→ Task directions
Return all the data below as it stands, minus the pictures.

→ Entries
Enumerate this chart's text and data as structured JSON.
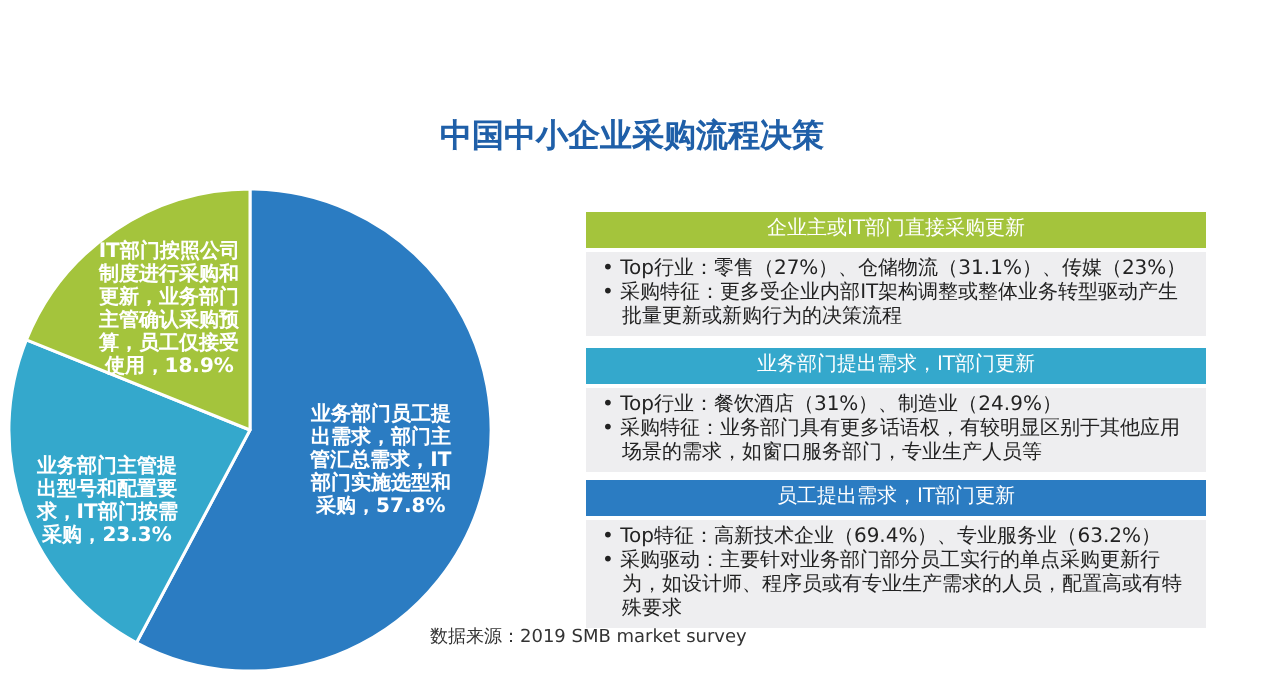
{
  "chart_data": [
    {
      "type": "pie",
      "title": "中国中小企业采购流程决策",
      "categories": [
        "业务部门员工提出需求，部门主管汇总需求，IT部门实施选型和采购",
        "业务部门主管提出型号和配置要求，IT部门按需采购",
        "IT部门按照公司制度进行采购和更新，业务部门主管确认采购预算，员工仅接受使用"
      ],
      "values": [
        57.8,
        23.3,
        18.9
      ],
      "value_labels": [
        "57.8%",
        "23.3%",
        "18.9%"
      ],
      "colors": [
        "#2b7cc2",
        "#34a8cc",
        "#a4c43c"
      ],
      "legend": false,
      "annotations": [
        "数据来源：2019 SMB market survey"
      ]
    },
    {
      "type": "other",
      "title": "企业主或IT部门直接采购更新",
      "color": "#a4c43c",
      "annotations": [
        "• Top行业：零售（27%）、仓储物流（31.1%）、传媒（23%）",
        "• 采购特征：更多受企业内部IT架构调整或整体业务转型驱动产生批量更新或新购行为的决策流程"
      ]
    },
    {
      "type": "other",
      "title": "业务部门提出需求，IT部门更新",
      "color": "#34a8cc",
      "annotations": [
        "• Top行业：餐饮酒店（31%）、制造业（24.9%）",
        "• 采购特征：业务部门具有更多话语权，有较明显区别于其他应用场景的需求，如窗口服务部门，专业生产人员等"
      ]
    },
    {
      "type": "other",
      "title": "员工提出需求，IT部门更新",
      "color": "#2b7cc2",
      "annotations": [
        "• Top特征：高新技术企业（69.4%）、专业服务业（63.2%）",
        "• 采购驱动：主要针对业务部门部分员工实行的单点采购更新行为，如设计师、程序员或有专业生产需求的人员，配置高或有特殊要求"
      ]
    }
  ]
}
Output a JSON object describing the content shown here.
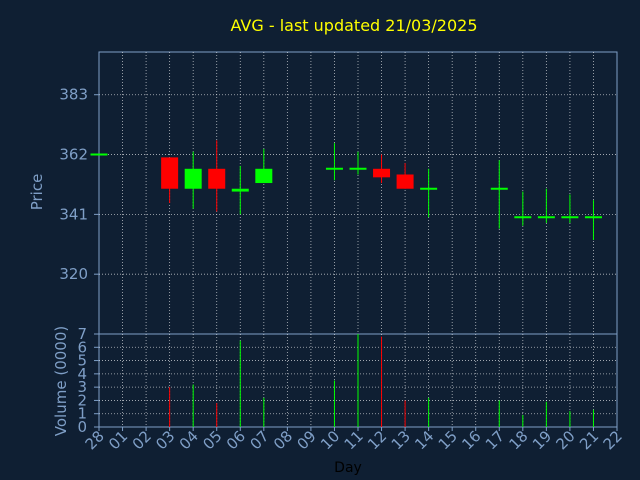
{
  "chart_data": {
    "type": "candlestick",
    "title": "AVG - last updated 21/03/2025",
    "ylabel": "Price",
    "xlabel": "Day",
    "volume_label": "Volume (0000)",
    "categories": [
      "28",
      "01",
      "02",
      "03",
      "04",
      "05",
      "06",
      "07",
      "08",
      "09",
      "10",
      "11",
      "12",
      "13",
      "14",
      "15",
      "16",
      "17",
      "18",
      "19",
      "20",
      "21",
      "22"
    ],
    "ylim": [
      299,
      398
    ],
    "yticks": [
      320,
      341,
      362,
      383
    ],
    "volume_ylim": [
      0,
      7
    ],
    "volume_ticks": [
      0,
      1,
      2,
      3,
      4,
      5,
      6,
      7
    ],
    "grid": true,
    "colors": {
      "up": "#00ff00",
      "down": "#ff0000",
      "title": "#ffff00",
      "axis": "#7f9fc7",
      "background": "#0f1f33",
      "grid": "#ffffff"
    },
    "candles": [
      {
        "x": "28",
        "open": 362,
        "high": 362,
        "low": 362,
        "close": 362,
        "volume": 0
      },
      {
        "x": "03",
        "open": 361,
        "high": 361,
        "low": 345,
        "close": 350,
        "volume": 3
      },
      {
        "x": "04",
        "open": 350,
        "high": 363,
        "low": 343,
        "close": 357,
        "volume": 3.2
      },
      {
        "x": "05",
        "open": 357,
        "high": 367,
        "low": 342,
        "close": 350,
        "volume": 1.8
      },
      {
        "x": "06",
        "open": 349,
        "high": 358,
        "low": 341,
        "close": 350,
        "volume": 6.5
      },
      {
        "x": "07",
        "open": 352,
        "high": 364,
        "low": 352,
        "close": 357,
        "volume": 2.2
      },
      {
        "x": "10",
        "open": 357,
        "high": 366,
        "low": 353,
        "close": 357,
        "volume": 3.5
      },
      {
        "x": "11",
        "open": 357,
        "high": 363,
        "low": 355,
        "close": 357,
        "volume": 7
      },
      {
        "x": "12",
        "open": 357,
        "high": 362,
        "low": 352,
        "close": 354,
        "volume": 6.8
      },
      {
        "x": "13",
        "open": 355,
        "high": 359,
        "low": 350,
        "close": 350,
        "volume": 2
      },
      {
        "x": "14",
        "open": 350,
        "high": 357,
        "low": 340,
        "close": 350,
        "volume": 2.2
      },
      {
        "x": "17",
        "open": 350,
        "high": 360,
        "low": 336,
        "close": 350,
        "volume": 2
      },
      {
        "x": "18",
        "open": 340,
        "high": 349,
        "low": 337,
        "close": 340,
        "volume": 0.9
      },
      {
        "x": "19",
        "open": 340,
        "high": 350,
        "low": 338,
        "close": 340,
        "volume": 1.9
      },
      {
        "x": "20",
        "open": 340,
        "high": 348,
        "low": 338,
        "close": 340,
        "volume": 1.2
      },
      {
        "x": "21",
        "open": 340,
        "high": 346,
        "low": 332,
        "close": 340,
        "volume": 1.3
      }
    ]
  }
}
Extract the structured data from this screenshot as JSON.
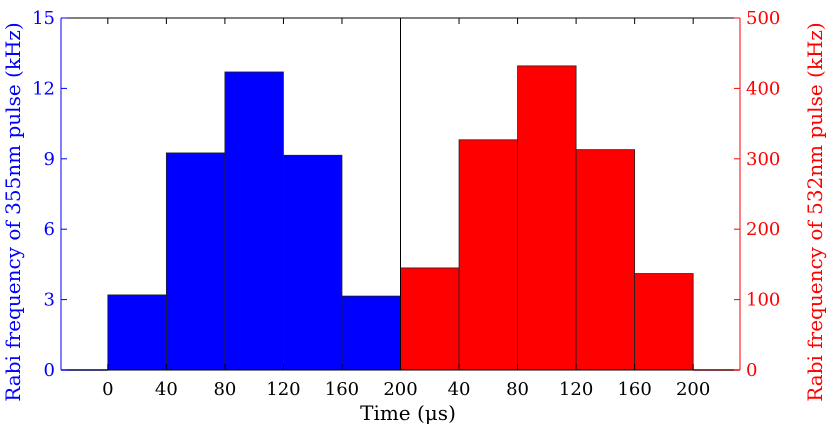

→ The output
Enumerate this chart's text and data as structured JSON.
{
  "chart_data": [
    {
      "type": "pie",
      "title": "中国中小企业采购流程决策",
      "categories": [
        "业务部门员工提出需求，部门主管汇总需求，IT部门实施选型和采购",
        "业务部门主管提出型号和配置要求，IT部门按需采购",
        "IT部门按照公司制度进行采购和更新，业务部门主管确认采购预算，员工仅接受使用"
      ],
      "values": [
        57.8,
        23.3,
        18.9
      ],
      "value_labels": [
        "57.8%",
        "23.3%",
        "18.9%"
      ],
      "colors": [
        "#2b7cc2",
        "#34a8cc",
        "#a4c43c"
      ],
      "legend": false,
      "annotations": [
        "数据来源：2019 SMB market survey"
      ]
    },
    {
      "type": "other",
      "title": "企业主或IT部门直接采购更新",
      "color": "#a4c43c",
      "annotations": [
        "• Top行业：零售（27%）、仓储物流（31.1%）、传媒（23%）",
        "• 采购特征：更多受企业内部IT架构调整或整体业务转型驱动产生批量更新或新购行为的决策流程"
      ]
    },
    {
      "type": "other",
      "title": "业务部门提出需求，IT部门更新",
      "color": "#34a8cc",
      "annotations": [
        "• Top行业：餐饮酒店（31%）、制造业（24.9%）",
        "• 采购特征：业务部门具有更多话语权，有较明显区别于其他应用场景的需求，如窗口服务部门，专业生产人员等"
      ]
    },
    {
      "type": "other",
      "title": "员工提出需求，IT部门更新",
      "color": "#2b7cc2",
      "annotations": [
        "• Top特征：高新技术企业（69.4%）、专业服务业（63.2%）",
        "• 采购驱动：主要针对业务部门部分员工实行的单点采购更新行为，如设计师、程序员或有专业生产需求的人员，配置高或有特殊要求"
      ]
    }
  ]
}
Output a JSON object describing the content shown here.
{
  "chart_data": {
    "type": "candlestick",
    "title": "AVG - last updated 21/03/2025",
    "ylabel": "Price",
    "xlabel": "Day",
    "volume_label": "Volume (0000)",
    "categories": [
      "28",
      "01",
      "02",
      "03",
      "04",
      "05",
      "06",
      "07",
      "08",
      "09",
      "10",
      "11",
      "12",
      "13",
      "14",
      "15",
      "16",
      "17",
      "18",
      "19",
      "20",
      "21",
      "22"
    ],
    "ylim": [
      299,
      398
    ],
    "yticks": [
      320,
      341,
      362,
      383
    ],
    "volume_ylim": [
      0,
      7
    ],
    "volume_ticks": [
      0,
      1,
      2,
      3,
      4,
      5,
      6,
      7
    ],
    "grid": true,
    "colors": {
      "up": "#00ff00",
      "down": "#ff0000",
      "title": "#ffff00",
      "axis": "#7f9fc7",
      "background": "#0f1f33",
      "grid": "#ffffff"
    },
    "candles": [
      {
        "x": "28",
        "open": 362,
        "high": 362,
        "low": 362,
        "close": 362,
        "volume": 0
      },
      {
        "x": "03",
        "open": 361,
        "high": 361,
        "low": 345,
        "close": 350,
        "volume": 3
      },
      {
        "x": "04",
        "open": 350,
        "high": 363,
        "low": 343,
        "close": 357,
        "volume": 3.2
      },
      {
        "x": "05",
        "open": 357,
        "high": 367,
        "low": 342,
        "close": 350,
        "volume": 1.8
      },
      {
        "x": "06",
        "open": 349,
        "high": 358,
        "low": 341,
        "close": 350,
        "volume": 6.5
      },
      {
        "x": "07",
        "open": 352,
        "high": 364,
        "low": 352,
        "close": 357,
        "volume": 2.2
      },
      {
        "x": "10",
        "open": 357,
        "high": 366,
        "low": 353,
        "close": 357,
        "volume": 3.5
      },
      {
        "x": "11",
        "open": 357,
        "high": 363,
        "low": 355,
        "close": 357,
        "volume": 7
      },
      {
        "x": "12",
        "open": 357,
        "high": 362,
        "low": 352,
        "close": 354,
        "volume": 6.8
      },
      {
        "x": "13",
        "open": 355,
        "high": 359,
        "low": 350,
        "close": 350,
        "volume": 2
      },
      {
        "x": "14",
        "open": 350,
        "high": 357,
        "low": 340,
        "close": 350,
        "volume": 2.2
      },
      {
        "x": "17",
        "open": 350,
        "high": 360,
        "low": 336,
        "close": 350,
        "volume": 2
      },
      {
        "x": "18",
        "open": 340,
        "high": 349,
        "low": 337,
        "close": 340,
        "volume": 0.9
      },
      {
        "x": "19",
        "open": 340,
        "high": 350,
        "low": 338,
        "close": 340,
        "volume": 1.9
      },
      {
        "x": "20",
        "open": 340,
        "high": 348,
        "low": 338,
        "close": 340,
        "volume": 1.2
      },
      {
        "x": "21",
        "open": 340,
        "high": 346,
        "low": 332,
        "close": 340,
        "volume": 1.3
      }
    ]
  }
}
Extract the structured data from this screenshot as JSON.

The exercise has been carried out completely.